REQUIREMENT
Find every line with the word "Registry" and report how many there are, without any other text.

====== EXCERPTED RECORDS ======

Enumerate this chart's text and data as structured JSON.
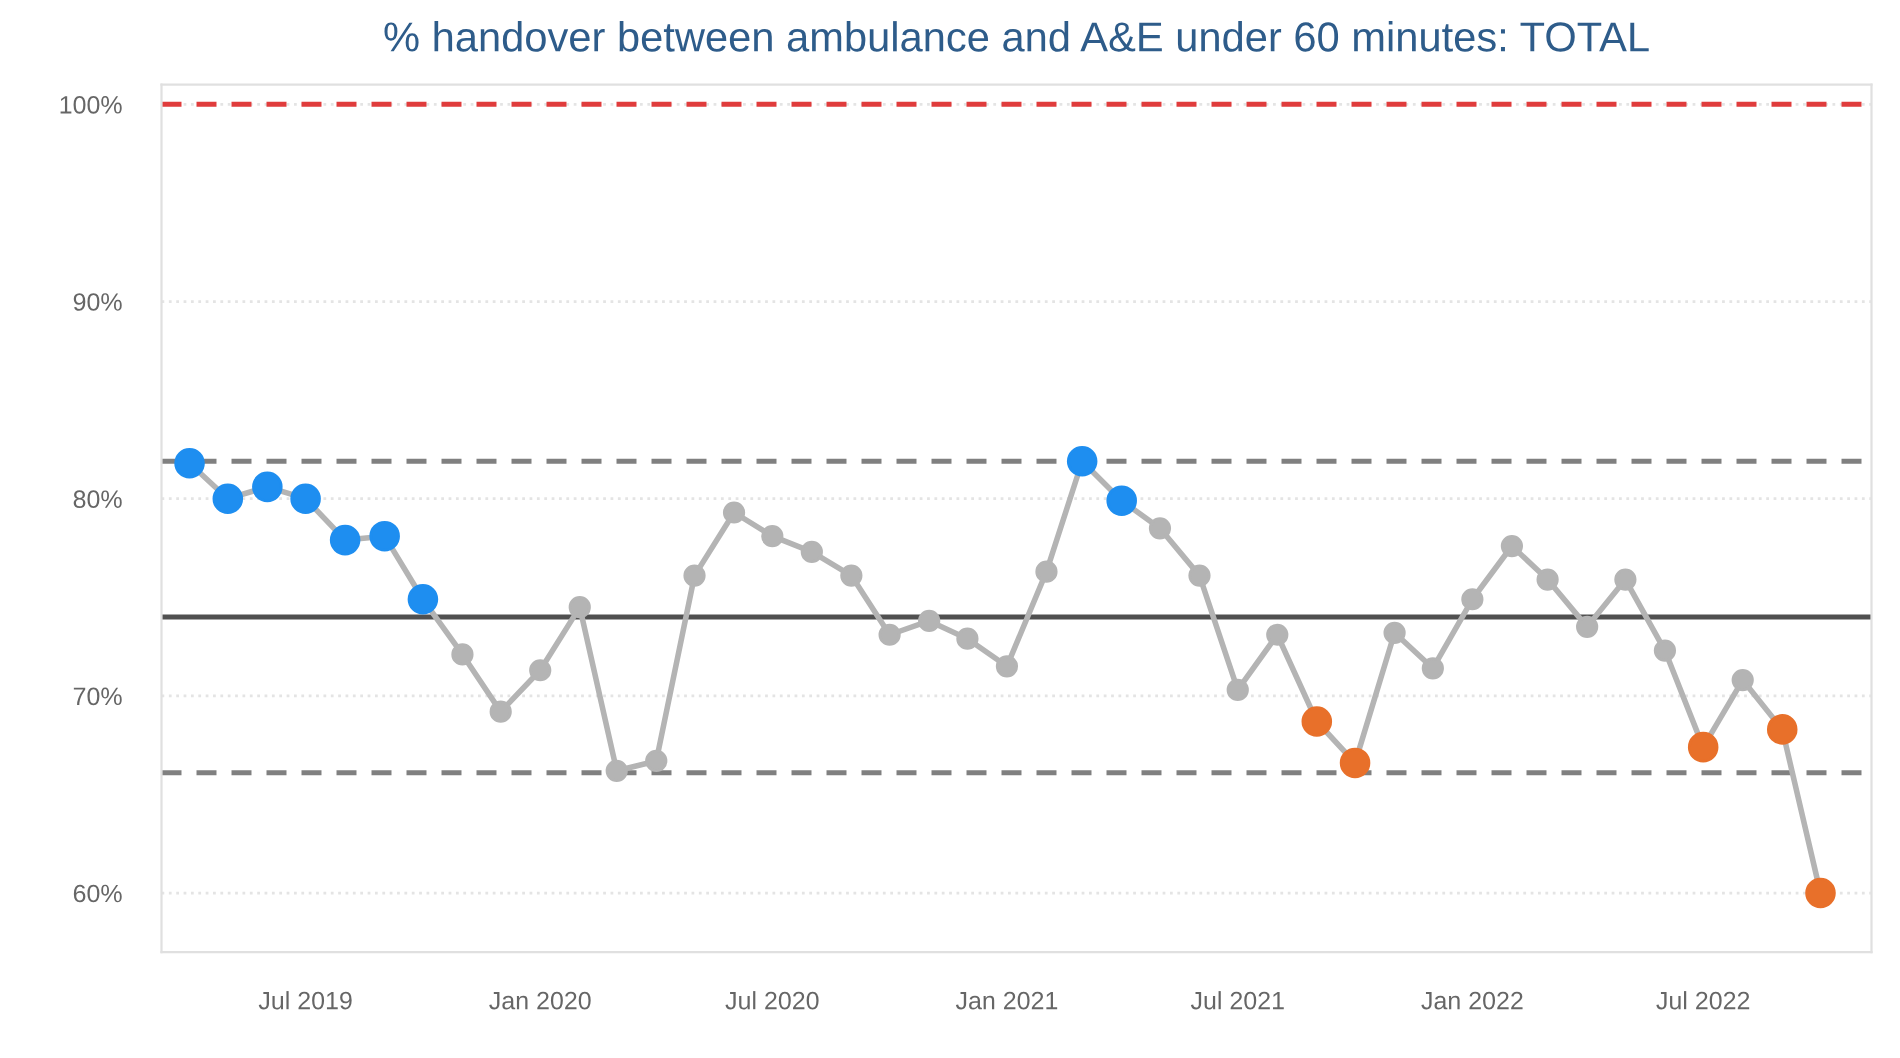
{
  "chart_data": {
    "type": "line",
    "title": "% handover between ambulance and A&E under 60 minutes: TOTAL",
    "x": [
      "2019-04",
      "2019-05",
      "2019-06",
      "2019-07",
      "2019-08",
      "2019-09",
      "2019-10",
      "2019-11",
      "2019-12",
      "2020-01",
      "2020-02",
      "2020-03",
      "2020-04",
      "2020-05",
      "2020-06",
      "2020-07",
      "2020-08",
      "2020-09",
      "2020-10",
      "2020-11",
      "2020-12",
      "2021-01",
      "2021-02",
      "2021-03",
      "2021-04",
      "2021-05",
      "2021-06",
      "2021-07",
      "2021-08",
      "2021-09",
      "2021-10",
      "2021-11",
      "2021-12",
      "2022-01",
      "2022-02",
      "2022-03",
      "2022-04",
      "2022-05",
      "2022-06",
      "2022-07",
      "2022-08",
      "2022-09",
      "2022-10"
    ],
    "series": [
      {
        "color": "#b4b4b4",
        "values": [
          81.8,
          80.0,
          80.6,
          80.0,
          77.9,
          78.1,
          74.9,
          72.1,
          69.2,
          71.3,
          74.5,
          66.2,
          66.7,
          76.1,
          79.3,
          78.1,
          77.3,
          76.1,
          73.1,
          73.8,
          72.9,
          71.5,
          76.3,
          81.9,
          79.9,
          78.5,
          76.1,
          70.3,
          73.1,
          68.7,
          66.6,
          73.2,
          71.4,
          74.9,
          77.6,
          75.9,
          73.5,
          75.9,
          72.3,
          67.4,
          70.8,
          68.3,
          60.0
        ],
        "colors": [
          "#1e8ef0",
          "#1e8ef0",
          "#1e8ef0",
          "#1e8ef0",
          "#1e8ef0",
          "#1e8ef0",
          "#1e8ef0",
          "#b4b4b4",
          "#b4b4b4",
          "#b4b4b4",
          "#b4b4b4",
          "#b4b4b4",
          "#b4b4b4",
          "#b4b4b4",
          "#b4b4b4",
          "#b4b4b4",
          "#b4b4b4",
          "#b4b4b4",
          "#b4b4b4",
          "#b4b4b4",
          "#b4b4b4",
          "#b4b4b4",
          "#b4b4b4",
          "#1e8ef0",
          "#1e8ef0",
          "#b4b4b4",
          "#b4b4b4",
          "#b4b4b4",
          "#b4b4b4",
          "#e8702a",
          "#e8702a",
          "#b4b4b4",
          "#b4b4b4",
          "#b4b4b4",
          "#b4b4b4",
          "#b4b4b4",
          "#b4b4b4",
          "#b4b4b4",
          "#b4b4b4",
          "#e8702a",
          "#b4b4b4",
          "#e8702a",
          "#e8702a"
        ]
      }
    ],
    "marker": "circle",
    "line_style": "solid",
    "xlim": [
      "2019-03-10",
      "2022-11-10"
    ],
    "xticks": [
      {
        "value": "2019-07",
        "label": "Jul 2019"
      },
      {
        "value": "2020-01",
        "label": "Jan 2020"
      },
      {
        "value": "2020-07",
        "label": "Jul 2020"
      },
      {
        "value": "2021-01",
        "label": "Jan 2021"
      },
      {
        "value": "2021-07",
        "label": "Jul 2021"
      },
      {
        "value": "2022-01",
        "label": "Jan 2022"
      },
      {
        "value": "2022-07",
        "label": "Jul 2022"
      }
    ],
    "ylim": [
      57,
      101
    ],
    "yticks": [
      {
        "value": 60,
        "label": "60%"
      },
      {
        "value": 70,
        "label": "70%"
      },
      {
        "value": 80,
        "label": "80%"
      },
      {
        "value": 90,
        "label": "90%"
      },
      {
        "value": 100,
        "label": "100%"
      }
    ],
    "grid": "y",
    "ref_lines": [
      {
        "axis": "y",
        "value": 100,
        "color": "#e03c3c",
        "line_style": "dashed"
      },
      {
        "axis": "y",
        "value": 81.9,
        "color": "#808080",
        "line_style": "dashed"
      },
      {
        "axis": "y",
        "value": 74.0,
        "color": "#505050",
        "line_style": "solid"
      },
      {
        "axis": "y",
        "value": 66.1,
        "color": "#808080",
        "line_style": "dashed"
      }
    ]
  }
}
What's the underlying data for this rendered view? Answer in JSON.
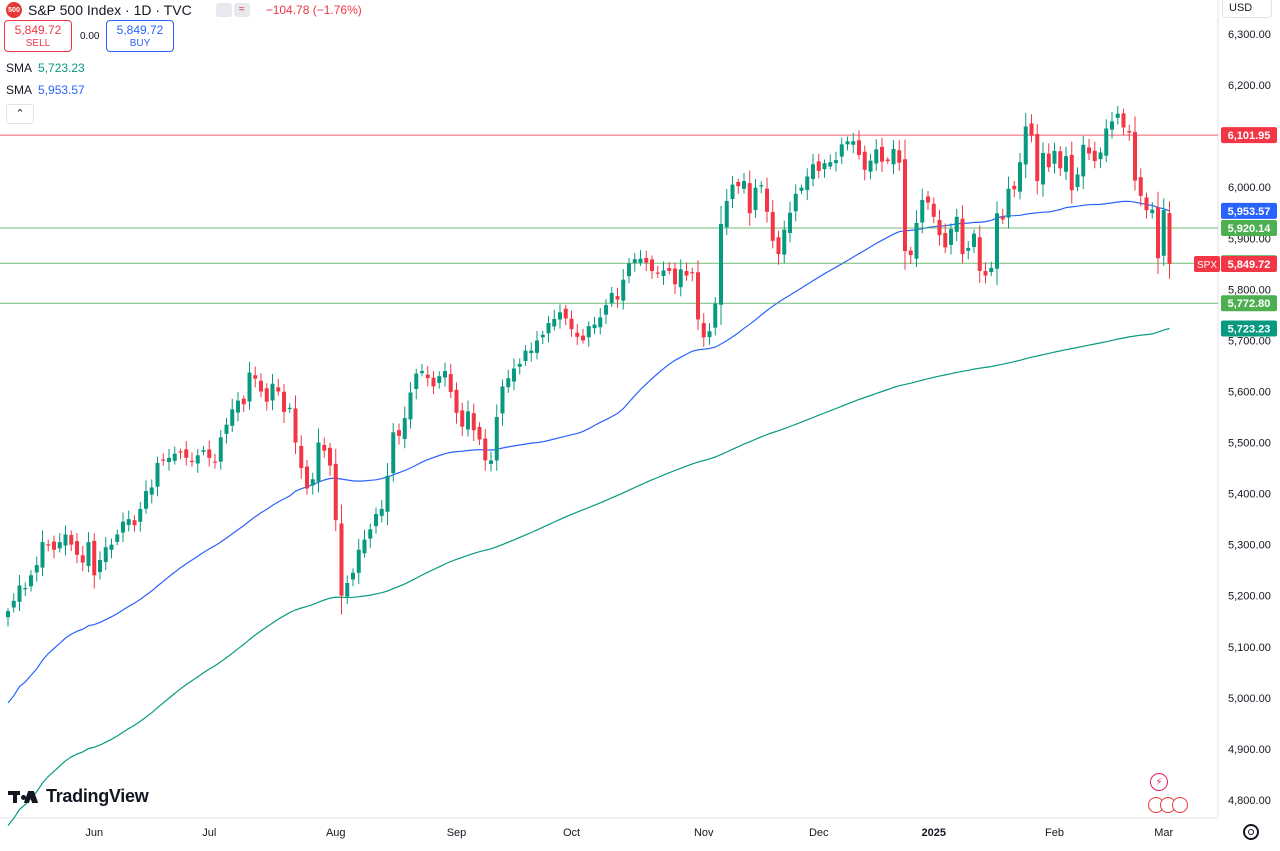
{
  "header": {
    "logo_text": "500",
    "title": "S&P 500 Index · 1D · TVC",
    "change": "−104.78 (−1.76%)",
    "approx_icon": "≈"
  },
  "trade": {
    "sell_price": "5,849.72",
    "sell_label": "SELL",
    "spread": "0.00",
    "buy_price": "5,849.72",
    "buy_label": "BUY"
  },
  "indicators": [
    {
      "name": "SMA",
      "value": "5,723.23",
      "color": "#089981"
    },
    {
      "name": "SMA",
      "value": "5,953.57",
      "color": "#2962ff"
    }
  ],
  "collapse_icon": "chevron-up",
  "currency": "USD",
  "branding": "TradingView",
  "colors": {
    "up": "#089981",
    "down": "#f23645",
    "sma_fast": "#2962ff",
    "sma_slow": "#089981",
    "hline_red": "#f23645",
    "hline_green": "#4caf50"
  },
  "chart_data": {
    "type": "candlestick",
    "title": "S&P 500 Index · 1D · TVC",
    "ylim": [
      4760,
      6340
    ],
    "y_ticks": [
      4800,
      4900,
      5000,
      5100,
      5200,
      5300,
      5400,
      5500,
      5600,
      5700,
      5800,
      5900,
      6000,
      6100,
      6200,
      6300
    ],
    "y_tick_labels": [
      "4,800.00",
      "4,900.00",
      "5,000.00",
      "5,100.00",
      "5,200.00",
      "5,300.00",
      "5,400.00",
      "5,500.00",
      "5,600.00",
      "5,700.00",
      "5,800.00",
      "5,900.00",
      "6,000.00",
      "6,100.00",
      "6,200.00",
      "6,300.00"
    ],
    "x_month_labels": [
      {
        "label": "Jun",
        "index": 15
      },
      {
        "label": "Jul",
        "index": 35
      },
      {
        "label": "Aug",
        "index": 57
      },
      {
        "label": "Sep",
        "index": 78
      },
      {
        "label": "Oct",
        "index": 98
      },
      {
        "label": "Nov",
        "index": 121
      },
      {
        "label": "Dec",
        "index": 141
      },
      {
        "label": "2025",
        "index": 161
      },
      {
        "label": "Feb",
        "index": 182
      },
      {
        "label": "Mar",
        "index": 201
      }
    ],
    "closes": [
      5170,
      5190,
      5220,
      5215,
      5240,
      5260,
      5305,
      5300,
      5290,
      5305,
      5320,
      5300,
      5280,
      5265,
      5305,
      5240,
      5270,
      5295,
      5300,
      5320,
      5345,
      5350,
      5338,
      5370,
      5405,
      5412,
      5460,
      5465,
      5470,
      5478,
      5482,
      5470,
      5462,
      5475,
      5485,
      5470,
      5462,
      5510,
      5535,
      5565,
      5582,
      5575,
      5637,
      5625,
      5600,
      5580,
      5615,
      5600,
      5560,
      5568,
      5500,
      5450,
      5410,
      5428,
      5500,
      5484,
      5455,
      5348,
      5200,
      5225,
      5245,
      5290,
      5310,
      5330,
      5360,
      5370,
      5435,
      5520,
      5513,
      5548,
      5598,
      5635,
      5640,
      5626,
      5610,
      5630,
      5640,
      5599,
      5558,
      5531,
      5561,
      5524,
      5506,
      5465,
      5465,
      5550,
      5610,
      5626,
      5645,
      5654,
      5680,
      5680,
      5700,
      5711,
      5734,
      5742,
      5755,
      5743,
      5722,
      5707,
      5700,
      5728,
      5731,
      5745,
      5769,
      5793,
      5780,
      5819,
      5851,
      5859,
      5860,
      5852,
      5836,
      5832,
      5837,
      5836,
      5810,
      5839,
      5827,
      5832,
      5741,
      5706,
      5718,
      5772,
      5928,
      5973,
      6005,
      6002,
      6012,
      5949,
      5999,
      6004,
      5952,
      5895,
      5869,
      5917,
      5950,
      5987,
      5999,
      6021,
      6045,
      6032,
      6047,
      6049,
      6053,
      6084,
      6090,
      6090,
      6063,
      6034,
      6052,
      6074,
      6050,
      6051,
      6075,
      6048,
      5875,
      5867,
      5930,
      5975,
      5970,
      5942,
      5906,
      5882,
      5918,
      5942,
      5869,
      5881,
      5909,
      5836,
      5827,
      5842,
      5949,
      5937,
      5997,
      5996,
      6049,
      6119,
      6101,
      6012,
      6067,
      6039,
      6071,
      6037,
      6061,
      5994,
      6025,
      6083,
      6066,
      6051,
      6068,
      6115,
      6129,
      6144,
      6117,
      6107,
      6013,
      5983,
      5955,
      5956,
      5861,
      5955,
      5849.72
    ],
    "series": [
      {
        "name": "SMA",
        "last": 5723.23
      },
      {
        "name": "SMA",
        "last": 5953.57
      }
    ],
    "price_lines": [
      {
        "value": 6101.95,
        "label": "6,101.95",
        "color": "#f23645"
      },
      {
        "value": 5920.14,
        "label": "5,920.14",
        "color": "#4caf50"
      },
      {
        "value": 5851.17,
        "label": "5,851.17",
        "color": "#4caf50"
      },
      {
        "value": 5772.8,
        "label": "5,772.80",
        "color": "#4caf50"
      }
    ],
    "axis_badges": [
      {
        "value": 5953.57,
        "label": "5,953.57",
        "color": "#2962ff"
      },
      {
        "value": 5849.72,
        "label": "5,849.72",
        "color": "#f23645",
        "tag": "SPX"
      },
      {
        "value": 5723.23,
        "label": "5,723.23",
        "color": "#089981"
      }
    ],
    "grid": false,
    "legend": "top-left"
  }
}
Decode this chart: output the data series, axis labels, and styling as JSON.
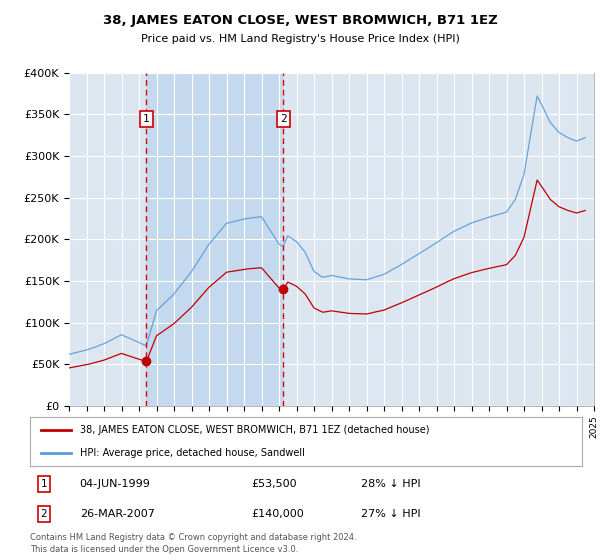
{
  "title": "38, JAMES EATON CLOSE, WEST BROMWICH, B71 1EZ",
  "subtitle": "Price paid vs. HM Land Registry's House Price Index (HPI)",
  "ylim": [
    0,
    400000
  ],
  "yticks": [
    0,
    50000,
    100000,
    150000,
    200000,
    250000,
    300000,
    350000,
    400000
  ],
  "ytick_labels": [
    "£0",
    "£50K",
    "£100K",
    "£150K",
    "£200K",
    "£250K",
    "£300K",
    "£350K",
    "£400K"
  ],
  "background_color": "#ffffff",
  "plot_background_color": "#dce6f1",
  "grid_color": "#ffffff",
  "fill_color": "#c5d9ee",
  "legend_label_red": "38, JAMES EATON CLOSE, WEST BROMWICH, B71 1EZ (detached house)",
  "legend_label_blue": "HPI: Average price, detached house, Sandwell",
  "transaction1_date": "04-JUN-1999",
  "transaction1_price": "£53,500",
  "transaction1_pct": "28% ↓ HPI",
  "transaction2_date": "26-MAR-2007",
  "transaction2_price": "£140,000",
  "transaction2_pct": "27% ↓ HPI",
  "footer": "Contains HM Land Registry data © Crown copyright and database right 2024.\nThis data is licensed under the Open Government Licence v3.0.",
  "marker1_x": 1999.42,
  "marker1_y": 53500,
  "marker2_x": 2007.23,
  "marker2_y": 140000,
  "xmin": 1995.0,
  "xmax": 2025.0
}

======

FINISHED ANSWER
2